RECORD EXCERPTS:

=-=-=

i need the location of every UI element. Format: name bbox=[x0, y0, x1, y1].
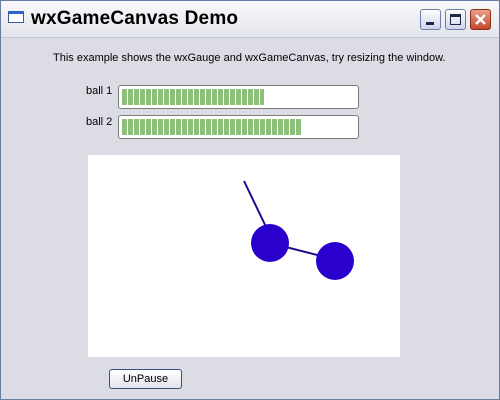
minimize-icon bbox=[426, 22, 434, 25]
title-bar[interactable]: wxGameCanvas Demo bbox=[1, 1, 499, 38]
ball-1 bbox=[251, 224, 289, 262]
unpause-button[interactable]: UnPause bbox=[109, 369, 182, 389]
window-icon bbox=[8, 11, 24, 23]
close-icon bbox=[475, 14, 486, 25]
ball-2-gauge bbox=[118, 115, 359, 139]
app-window: wxGameCanvas Demo This example shows the… bbox=[0, 0, 500, 400]
close-button[interactable] bbox=[470, 9, 491, 30]
ball-2-gauge-fill bbox=[122, 119, 302, 135]
window-title: wxGameCanvas Demo bbox=[31, 8, 239, 29]
minimize-button[interactable] bbox=[420, 9, 441, 30]
pendulum-rod-1 bbox=[243, 180, 269, 232]
ball-2-label: ball 2 bbox=[86, 116, 113, 128]
game-canvas[interactable] bbox=[88, 155, 400, 357]
unpause-button-label: UnPause bbox=[122, 373, 169, 385]
maximize-button[interactable] bbox=[445, 9, 466, 30]
ball-1-gauge bbox=[118, 85, 359, 109]
ball-2 bbox=[316, 242, 354, 280]
maximize-icon bbox=[450, 14, 461, 25]
ball-1-label: ball 1 bbox=[86, 85, 113, 97]
game-scene bbox=[243, 180, 354, 280]
ball-1-gauge-fill bbox=[122, 89, 265, 105]
info-text: This example shows the wxGauge and wxGam… bbox=[53, 52, 446, 64]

=-=-=

PROBLEM TO WORK ON: Express the rows as a JSON list of strings, one string per row, starting with the row that contains "minimize-icon bbox=[426, 22, 434, 25]" and going on through the row that contains "close-button[interactable] bbox=[470, 9, 491, 30]", both included.

WRITTEN ANSWER:
[
  "minimize-icon bbox=[426, 22, 434, 25]",
  "title-bar[interactable]: wxGameCanvas Demo bbox=[1, 1, 499, 38]",
  "ball-1 bbox=[251, 224, 289, 262]",
  "unpause-button[interactable]: UnPause bbox=[109, 369, 182, 389]",
  "window-icon bbox=[8, 11, 24, 23]",
  "close-icon bbox=[475, 14, 486, 25]",
  "ball-2-gauge bbox=[118, 115, 359, 139]",
  "app-window: wxGameCanvas Demo This example shows the… bbox=[0, 0, 500, 400]",
  "close-button[interactable] bbox=[470, 9, 491, 30]"
]